* [Task to complete]
State the number of lines below in which the word "پزشکی" appears. Nothing else belongs in the answer.
+-------+
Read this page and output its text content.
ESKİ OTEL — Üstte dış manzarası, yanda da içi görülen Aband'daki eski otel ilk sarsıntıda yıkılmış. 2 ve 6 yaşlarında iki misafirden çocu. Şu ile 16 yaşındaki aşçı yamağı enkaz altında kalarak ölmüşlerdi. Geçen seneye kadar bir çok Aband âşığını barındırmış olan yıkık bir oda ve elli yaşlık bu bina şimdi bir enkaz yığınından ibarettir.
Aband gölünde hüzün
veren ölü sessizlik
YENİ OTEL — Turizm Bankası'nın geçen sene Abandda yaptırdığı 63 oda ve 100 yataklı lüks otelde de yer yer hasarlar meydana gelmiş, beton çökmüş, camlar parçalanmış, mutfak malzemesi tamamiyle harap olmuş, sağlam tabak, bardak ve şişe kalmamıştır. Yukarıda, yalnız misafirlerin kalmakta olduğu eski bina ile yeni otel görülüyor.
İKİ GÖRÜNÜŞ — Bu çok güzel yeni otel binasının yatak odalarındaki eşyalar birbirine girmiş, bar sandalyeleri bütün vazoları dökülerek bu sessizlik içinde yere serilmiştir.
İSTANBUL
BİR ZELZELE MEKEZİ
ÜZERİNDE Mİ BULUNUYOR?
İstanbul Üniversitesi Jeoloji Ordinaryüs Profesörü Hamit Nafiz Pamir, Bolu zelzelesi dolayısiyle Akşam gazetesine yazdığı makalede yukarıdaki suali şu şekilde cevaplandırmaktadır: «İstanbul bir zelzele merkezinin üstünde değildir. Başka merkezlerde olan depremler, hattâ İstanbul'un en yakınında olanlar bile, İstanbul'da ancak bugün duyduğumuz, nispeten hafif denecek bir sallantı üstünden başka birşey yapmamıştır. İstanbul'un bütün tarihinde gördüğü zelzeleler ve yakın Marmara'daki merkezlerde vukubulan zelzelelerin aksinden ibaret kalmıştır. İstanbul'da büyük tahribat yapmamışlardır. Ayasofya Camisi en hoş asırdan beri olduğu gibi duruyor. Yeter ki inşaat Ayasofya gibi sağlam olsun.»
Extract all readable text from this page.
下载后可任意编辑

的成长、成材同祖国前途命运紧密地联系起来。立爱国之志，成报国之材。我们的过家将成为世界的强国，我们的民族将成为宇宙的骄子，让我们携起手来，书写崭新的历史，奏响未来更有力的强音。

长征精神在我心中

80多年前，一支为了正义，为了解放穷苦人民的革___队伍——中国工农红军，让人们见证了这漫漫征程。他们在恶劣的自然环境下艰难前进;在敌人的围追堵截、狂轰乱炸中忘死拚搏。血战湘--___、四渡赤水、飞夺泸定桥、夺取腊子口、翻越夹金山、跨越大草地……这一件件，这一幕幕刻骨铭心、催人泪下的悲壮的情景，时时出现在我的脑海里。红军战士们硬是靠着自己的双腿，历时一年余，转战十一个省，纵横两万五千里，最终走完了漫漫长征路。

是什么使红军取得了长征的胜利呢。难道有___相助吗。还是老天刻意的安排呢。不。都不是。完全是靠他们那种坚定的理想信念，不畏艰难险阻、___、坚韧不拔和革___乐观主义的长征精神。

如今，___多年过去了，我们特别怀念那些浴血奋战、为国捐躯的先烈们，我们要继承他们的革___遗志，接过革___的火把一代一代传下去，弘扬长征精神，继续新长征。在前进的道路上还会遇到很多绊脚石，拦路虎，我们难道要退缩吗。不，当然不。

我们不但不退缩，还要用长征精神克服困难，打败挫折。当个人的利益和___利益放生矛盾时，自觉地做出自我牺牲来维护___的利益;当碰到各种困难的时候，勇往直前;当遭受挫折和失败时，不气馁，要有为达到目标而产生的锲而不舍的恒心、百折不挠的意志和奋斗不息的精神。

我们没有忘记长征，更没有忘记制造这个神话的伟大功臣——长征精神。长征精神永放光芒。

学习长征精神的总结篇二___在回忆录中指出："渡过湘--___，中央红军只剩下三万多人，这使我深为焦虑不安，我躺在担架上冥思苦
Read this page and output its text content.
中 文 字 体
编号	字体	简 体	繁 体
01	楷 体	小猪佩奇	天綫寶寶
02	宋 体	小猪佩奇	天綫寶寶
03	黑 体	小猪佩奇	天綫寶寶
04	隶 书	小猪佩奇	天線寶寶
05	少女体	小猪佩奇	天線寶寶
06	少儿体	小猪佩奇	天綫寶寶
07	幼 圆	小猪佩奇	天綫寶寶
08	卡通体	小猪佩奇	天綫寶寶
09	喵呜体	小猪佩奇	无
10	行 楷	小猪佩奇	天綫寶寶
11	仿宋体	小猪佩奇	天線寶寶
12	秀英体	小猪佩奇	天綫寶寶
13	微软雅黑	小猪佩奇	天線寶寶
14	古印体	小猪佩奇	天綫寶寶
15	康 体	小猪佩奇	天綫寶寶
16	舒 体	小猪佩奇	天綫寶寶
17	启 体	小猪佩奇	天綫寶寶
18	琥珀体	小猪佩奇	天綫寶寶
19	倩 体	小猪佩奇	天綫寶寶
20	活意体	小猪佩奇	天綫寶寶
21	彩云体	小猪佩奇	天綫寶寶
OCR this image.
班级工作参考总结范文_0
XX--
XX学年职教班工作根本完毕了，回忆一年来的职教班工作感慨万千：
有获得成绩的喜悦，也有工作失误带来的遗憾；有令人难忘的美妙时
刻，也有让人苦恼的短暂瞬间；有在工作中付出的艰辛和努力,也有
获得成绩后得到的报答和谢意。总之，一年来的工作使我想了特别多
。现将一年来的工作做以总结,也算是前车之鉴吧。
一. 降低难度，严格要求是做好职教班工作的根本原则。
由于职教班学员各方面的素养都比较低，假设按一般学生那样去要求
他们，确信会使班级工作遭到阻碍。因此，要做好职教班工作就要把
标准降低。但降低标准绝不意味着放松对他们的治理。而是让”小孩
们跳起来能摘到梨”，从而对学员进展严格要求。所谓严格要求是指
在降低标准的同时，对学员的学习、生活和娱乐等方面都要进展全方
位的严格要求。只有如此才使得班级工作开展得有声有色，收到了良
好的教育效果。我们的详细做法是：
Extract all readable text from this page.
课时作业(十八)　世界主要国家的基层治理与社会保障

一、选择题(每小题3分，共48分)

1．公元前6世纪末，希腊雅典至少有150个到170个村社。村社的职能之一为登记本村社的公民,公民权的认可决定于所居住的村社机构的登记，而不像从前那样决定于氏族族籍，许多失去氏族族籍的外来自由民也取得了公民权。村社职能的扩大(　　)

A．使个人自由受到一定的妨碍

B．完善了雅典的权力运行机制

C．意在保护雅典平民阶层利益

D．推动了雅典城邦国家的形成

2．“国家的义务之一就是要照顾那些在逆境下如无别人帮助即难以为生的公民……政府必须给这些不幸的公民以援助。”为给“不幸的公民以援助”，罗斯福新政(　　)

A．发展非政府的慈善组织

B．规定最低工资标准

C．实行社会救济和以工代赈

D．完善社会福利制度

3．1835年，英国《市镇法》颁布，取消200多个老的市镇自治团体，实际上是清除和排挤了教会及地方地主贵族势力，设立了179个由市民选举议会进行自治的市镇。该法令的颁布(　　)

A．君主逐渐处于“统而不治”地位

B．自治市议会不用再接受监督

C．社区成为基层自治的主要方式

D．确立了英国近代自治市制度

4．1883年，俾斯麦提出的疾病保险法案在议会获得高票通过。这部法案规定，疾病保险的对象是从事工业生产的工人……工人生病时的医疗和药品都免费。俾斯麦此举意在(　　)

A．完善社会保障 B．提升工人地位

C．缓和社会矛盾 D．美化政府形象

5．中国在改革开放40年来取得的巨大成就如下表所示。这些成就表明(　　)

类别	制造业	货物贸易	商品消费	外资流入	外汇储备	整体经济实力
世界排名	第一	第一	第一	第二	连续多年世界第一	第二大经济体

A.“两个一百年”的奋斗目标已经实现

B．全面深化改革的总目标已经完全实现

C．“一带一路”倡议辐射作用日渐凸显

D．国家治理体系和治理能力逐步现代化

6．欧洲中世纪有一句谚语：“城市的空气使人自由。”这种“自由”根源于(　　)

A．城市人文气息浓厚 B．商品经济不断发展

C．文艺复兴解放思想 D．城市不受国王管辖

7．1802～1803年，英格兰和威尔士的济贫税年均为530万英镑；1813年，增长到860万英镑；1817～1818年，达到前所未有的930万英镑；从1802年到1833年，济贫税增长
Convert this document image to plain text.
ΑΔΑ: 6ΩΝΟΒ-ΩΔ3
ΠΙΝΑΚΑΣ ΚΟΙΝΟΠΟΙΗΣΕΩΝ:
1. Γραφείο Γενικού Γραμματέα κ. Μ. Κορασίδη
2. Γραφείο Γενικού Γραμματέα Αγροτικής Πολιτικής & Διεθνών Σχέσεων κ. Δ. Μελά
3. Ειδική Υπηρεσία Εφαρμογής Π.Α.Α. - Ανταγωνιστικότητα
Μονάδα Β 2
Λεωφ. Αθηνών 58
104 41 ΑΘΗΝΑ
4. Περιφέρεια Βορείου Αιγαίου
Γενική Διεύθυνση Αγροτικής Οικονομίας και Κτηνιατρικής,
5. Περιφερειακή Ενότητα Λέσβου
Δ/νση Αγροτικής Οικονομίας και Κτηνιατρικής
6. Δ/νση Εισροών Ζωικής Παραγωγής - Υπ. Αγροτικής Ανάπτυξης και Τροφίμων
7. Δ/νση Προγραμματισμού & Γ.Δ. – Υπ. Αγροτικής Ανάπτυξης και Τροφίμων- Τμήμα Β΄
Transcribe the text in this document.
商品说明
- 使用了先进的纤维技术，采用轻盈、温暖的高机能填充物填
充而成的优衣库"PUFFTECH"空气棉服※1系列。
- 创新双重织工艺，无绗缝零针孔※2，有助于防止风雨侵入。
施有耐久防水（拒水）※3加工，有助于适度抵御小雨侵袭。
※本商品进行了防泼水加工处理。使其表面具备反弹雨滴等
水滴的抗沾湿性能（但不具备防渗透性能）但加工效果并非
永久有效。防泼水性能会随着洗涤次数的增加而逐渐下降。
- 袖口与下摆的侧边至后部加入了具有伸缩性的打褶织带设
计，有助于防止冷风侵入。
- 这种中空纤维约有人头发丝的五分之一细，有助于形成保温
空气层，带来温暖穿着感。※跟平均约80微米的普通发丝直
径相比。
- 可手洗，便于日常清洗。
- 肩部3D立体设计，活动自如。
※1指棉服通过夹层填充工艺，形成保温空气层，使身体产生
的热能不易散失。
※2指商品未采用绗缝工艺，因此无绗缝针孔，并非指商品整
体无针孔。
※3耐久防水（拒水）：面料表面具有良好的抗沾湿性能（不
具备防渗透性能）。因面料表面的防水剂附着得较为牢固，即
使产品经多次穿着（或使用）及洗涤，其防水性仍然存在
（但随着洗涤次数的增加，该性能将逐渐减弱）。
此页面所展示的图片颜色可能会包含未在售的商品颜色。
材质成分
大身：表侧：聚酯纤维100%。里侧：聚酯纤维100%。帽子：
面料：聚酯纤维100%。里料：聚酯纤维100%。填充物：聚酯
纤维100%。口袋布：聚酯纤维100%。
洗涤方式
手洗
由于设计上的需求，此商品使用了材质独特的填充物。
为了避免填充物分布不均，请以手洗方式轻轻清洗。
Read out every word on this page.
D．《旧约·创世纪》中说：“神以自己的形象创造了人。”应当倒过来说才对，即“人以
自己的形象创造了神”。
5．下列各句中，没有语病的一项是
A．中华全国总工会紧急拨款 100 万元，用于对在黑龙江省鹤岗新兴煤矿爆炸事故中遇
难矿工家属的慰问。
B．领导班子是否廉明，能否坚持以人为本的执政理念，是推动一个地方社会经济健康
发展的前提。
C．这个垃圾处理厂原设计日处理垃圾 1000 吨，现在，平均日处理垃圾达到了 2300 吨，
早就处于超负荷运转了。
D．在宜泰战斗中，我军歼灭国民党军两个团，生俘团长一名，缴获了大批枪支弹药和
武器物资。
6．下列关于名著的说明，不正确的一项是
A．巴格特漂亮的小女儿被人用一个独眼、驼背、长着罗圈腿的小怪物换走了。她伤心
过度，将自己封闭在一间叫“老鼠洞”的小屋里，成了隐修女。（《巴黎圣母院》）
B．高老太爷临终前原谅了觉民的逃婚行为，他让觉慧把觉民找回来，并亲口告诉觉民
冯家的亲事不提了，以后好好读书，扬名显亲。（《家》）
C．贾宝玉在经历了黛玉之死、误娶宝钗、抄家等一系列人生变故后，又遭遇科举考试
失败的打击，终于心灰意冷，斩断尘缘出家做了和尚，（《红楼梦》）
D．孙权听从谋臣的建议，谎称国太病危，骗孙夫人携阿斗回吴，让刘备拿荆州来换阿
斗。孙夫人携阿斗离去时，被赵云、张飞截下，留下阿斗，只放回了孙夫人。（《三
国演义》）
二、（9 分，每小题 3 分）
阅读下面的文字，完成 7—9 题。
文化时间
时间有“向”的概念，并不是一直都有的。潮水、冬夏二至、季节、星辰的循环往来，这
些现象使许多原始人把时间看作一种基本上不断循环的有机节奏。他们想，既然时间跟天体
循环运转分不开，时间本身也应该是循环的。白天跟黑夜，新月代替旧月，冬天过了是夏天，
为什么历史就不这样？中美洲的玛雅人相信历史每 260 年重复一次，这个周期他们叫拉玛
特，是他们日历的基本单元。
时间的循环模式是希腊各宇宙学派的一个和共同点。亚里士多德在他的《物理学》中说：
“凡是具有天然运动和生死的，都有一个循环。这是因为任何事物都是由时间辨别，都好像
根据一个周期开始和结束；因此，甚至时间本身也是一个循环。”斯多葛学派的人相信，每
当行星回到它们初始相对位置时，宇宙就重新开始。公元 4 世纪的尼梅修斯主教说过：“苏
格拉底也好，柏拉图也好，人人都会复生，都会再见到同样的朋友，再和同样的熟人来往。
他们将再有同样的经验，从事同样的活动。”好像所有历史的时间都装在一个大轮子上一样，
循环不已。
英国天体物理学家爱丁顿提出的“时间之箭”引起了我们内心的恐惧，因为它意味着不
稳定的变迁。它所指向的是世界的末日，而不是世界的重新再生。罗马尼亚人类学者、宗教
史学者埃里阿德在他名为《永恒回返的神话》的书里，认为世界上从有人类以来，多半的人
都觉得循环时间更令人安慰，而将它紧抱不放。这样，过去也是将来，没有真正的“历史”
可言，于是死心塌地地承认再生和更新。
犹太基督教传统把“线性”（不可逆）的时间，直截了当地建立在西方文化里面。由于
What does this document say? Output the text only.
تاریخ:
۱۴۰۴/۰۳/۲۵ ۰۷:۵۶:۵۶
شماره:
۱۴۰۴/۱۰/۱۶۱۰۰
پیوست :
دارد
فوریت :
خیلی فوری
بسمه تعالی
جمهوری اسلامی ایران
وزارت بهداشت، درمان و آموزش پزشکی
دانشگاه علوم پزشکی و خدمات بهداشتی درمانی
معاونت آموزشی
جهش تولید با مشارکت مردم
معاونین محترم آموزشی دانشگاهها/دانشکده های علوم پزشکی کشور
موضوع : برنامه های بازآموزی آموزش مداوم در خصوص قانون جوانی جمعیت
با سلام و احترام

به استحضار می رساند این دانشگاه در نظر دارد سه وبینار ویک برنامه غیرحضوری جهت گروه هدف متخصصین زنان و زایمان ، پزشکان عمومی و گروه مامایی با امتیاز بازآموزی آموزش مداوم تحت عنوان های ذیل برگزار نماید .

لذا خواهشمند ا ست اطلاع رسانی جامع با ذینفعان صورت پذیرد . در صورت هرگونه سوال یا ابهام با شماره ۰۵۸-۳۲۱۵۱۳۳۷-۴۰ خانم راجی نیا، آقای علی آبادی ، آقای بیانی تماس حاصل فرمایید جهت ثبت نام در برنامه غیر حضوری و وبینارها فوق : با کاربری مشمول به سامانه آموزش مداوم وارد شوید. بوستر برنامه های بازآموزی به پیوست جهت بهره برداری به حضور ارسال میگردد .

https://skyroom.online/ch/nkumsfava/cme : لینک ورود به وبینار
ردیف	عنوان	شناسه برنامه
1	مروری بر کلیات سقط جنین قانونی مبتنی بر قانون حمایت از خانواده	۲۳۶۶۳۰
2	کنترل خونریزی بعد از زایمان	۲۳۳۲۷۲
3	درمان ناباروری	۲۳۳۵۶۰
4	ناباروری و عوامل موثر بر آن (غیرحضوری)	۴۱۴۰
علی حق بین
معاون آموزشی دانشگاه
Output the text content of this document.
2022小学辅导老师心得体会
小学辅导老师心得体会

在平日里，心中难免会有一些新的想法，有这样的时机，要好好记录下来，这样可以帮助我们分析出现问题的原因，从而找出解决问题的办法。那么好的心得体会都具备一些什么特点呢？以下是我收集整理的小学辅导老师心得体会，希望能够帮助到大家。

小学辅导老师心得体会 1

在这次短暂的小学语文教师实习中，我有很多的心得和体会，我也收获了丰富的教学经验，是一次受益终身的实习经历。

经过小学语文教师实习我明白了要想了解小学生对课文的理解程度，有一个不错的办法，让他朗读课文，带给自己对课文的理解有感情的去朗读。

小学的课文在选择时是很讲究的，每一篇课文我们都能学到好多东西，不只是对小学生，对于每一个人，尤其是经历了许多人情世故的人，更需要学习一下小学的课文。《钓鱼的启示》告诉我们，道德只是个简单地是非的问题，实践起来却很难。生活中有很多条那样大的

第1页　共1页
+-------+
* [Result for this task]
3